§ **What you need to do**
Return the data exactly, with all pictures removed.

§ **Input for this task**
########
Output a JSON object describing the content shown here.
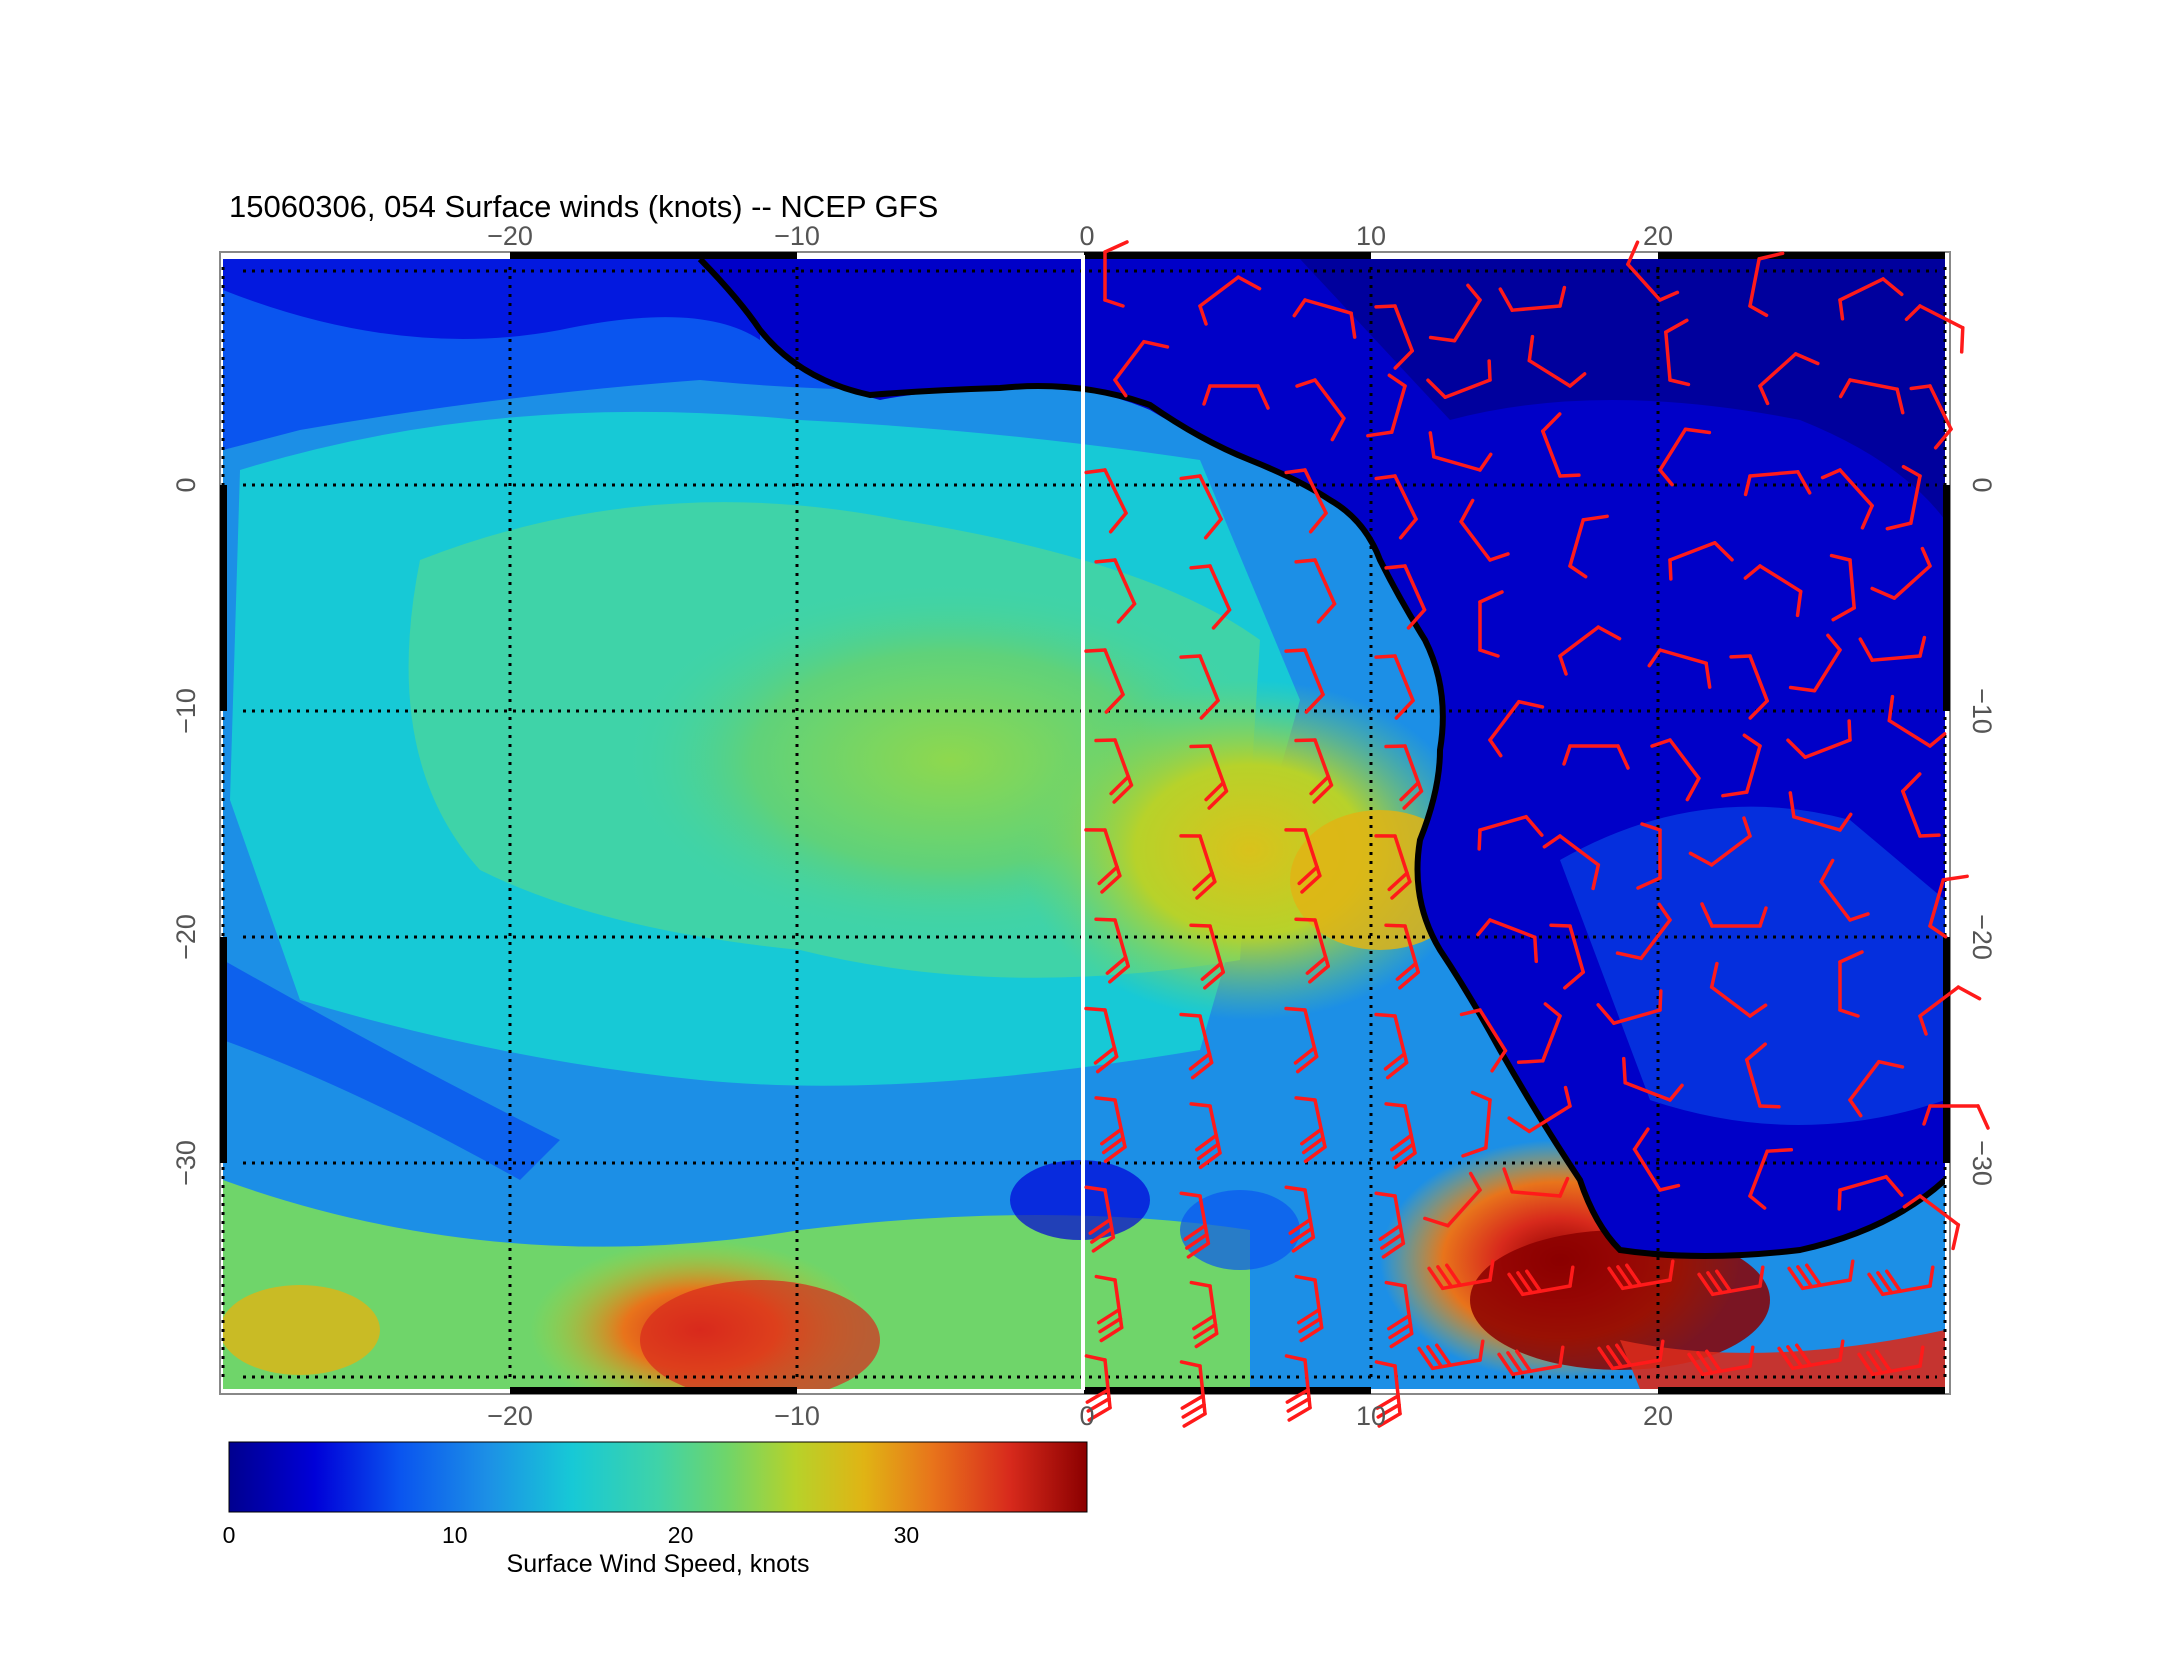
{
  "title": "15060306, 054 Surface winds (knots) -- NCEP GFS",
  "map": {
    "lon_range": [
      -30,
      30
    ],
    "lat_range": [
      -40,
      10
    ],
    "lon_ticks": [
      {
        "value": -20,
        "label": "−20"
      },
      {
        "value": -10,
        "label": "−10"
      },
      {
        "value": 0,
        "label": "0"
      },
      {
        "value": 10,
        "label": "10"
      },
      {
        "value": 20,
        "label": "20"
      }
    ],
    "lat_ticks": [
      {
        "value": 0,
        "label": "0"
      },
      {
        "value": -10,
        "label": "−10"
      },
      {
        "value": -20,
        "label": "−20"
      },
      {
        "value": -30,
        "label": "−30"
      }
    ],
    "barb_color": "#ff1a1a",
    "coast_color": "#000000"
  },
  "colorbar": {
    "label": "Surface Wind Speed, knots",
    "range": [
      0,
      38
    ],
    "ticks": [
      {
        "value": 0,
        "label": "0"
      },
      {
        "value": 10,
        "label": "10"
      },
      {
        "value": 20,
        "label": "20"
      },
      {
        "value": 30,
        "label": "30"
      }
    ],
    "colors": [
      "#00008f",
      "#0000d8",
      "#0a55ef",
      "#1c8fe6",
      "#17c9d6",
      "#3fd3a8",
      "#6fd56a",
      "#b7d22a",
      "#e0b414",
      "#e8741b",
      "#d82a1c",
      "#8b0000"
    ]
  }
}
########
§ **Exercise solution**
Output a JSON object describing the content shown here.
{
  "title": "15060306, 054 Surface winds (knots) -- NCEP GFS",
  "map": {
    "lon_range": [
      -30,
      30
    ],
    "lat_range": [
      -40,
      10
    ],
    "lon_ticks": [
      {
        "value": -20,
        "label": "−20"
      },
      {
        "value": -10,
        "label": "−10"
      },
      {
        "value": 0,
        "label": "0"
      },
      {
        "value": 10,
        "label": "10"
      },
      {
        "value": 20,
        "label": "20"
      }
    ],
    "lat_ticks": [
      {
        "value": 0,
        "label": "0"
      },
      {
        "value": -10,
        "label": "−10"
      },
      {
        "value": -20,
        "label": "−20"
      },
      {
        "value": -30,
        "label": "−30"
      }
    ],
    "barb_color": "#ff1a1a",
    "coast_color": "#000000"
  },
  "colorbar": {
    "label": "Surface Wind Speed, knots",
    "range": [
      0,
      38
    ],
    "ticks": [
      {
        "value": 0,
        "label": "0"
      },
      {
        "value": 10,
        "label": "10"
      },
      {
        "value": 20,
        "label": "20"
      },
      {
        "value": 30,
        "label": "30"
      }
    ],
    "colors": [
      "#00008f",
      "#0000d8",
      "#0a55ef",
      "#1c8fe6",
      "#17c9d6",
      "#3fd3a8",
      "#6fd56a",
      "#b7d22a",
      "#e0b414",
      "#e8741b",
      "#d82a1c",
      "#8b0000"
    ]
  }
}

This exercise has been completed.